(Items from a data source)
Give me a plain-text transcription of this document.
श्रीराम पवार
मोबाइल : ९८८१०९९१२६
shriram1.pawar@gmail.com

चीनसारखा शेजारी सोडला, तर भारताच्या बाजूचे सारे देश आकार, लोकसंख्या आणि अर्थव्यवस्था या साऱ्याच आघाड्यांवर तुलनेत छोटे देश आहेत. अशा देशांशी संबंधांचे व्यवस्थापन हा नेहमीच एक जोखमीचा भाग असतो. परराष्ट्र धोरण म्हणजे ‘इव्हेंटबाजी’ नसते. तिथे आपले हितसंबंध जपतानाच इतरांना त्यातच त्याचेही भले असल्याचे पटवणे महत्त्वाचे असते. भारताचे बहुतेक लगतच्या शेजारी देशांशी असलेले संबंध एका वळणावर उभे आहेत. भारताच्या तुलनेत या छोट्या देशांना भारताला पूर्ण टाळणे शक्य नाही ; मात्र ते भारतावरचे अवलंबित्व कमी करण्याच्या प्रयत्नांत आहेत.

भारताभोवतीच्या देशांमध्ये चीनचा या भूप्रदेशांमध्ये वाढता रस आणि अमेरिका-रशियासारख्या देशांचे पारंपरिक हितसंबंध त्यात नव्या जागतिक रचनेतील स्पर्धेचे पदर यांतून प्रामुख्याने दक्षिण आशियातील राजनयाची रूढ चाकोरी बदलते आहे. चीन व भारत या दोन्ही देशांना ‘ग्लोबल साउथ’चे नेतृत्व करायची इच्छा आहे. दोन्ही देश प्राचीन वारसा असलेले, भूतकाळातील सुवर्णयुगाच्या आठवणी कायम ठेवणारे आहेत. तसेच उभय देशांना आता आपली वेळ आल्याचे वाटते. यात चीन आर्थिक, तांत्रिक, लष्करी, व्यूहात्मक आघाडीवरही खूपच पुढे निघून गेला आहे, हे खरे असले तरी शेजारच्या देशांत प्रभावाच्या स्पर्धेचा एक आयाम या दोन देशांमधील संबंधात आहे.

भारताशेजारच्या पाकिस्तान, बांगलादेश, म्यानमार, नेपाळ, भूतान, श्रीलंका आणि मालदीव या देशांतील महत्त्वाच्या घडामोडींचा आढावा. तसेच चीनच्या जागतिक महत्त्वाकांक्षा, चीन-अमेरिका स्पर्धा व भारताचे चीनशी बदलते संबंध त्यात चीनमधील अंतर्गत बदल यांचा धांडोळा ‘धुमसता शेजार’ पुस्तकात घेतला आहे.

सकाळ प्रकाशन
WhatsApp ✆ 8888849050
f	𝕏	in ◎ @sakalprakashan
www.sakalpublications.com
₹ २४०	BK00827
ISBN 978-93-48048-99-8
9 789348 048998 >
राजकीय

EXERCISE INSTRUCTIONS: Make an exact copy of every entry.

EXERCISE SOLUTION:
Give me a plain-text transcription of this document.
श्रीराम पवार
मोबाइल : ९८८१०९९१२६
shriram1.pawar@gmail.com

चीनसारखा शेजारी सोडला, तर भारताच्या बाजूचे सारे देश आकार, लोकसंख्या आणि अर्थव्यवस्था या साऱ्याच आघाड्यांवर तुलनेत छोटे देश आहेत. अशा देशांशी संबंधांचे व्यवस्थापन हा नेहमीच एक जोखमीचा भाग असतो. परराष्ट्र धोरण म्हणजे ‘इव्हेंटबाजी’ नसते. तिथे आपले हितसंबंध जपतानाच इतरांना त्यातच त्याचेही भले असल्याचे पटवणे महत्त्वाचे असते. भारताचे बहुतेक लगतच्या शेजारी देशांशी असलेले संबंध एका वळणावर उभे आहेत. भारताच्या तुलनेत या छोट्या देशांना भारताला पूर्ण टाळणे शक्य नाही ; मात्र ते भारतावरचे अवलंबित्व कमी करण्याच्या प्रयत्नांत आहेत.

भारताभोवतीच्या देशांमध्ये चीनचा या भूप्रदेशांमध्ये वाढता रस आणि अमेरिका-रशियासारख्या देशांचे पारंपरिक हितसंबंध त्यात नव्या जागतिक रचनेतील स्पर्धेचे पदर यांतून प्रामुख्याने दक्षिण आशियातील राजनयाची रूढ चाकोरी बदलते आहे. चीन व भारत या दोन्ही देशांना ‘ग्लोबल साउथ’चे नेतृत्व करायची इच्छा आहे. दोन्ही देश प्राचीन वारसा असलेले, भूतकाळातील सुवर्णयुगाच्या आठवणी कायम ठेवणारे आहेत. तसेच उभय देशांना आता आपली वेळ आल्याचे वाटते. यात चीन आर्थिक, तांत्रिक, लष्करी, व्यूहात्मक आघाडीवरही खूपच पुढे निघून गेला आहे, हे खरे असले तरी शेजारच्या देशांत प्रभावाच्या स्पर्धेचा एक आयाम या दोन देशांमधील संबंधात आहे.

भारताशेजारच्या पाकिस्तान, बांगलादेश, म्यानमार, नेपाळ, भूतान, श्रीलंका आणि मालदीव या देशांतील महत्त्वाच्या घडामोडींचा आढावा. तसेच चीनच्या जागतिक महत्त्वाकांक्षा, चीन-अमेरिका स्पर्धा व भारताचे चीनशी बदलते संबंध त्यात चीनमधील अंतर्गत बदल यांचा धांडोळा ‘धुमसता शेजार’ पुस्तकात घेतला आहे.

सकाळ प्रकाशन
WhatsApp ✆ 8888849050
f	𝕏	in ◎ @sakalprakashan
www.sakalpublications.com
₹ २४०	BK00827
ISBN 978-93-48048-99-8
9 789348 048998 >
राजकीय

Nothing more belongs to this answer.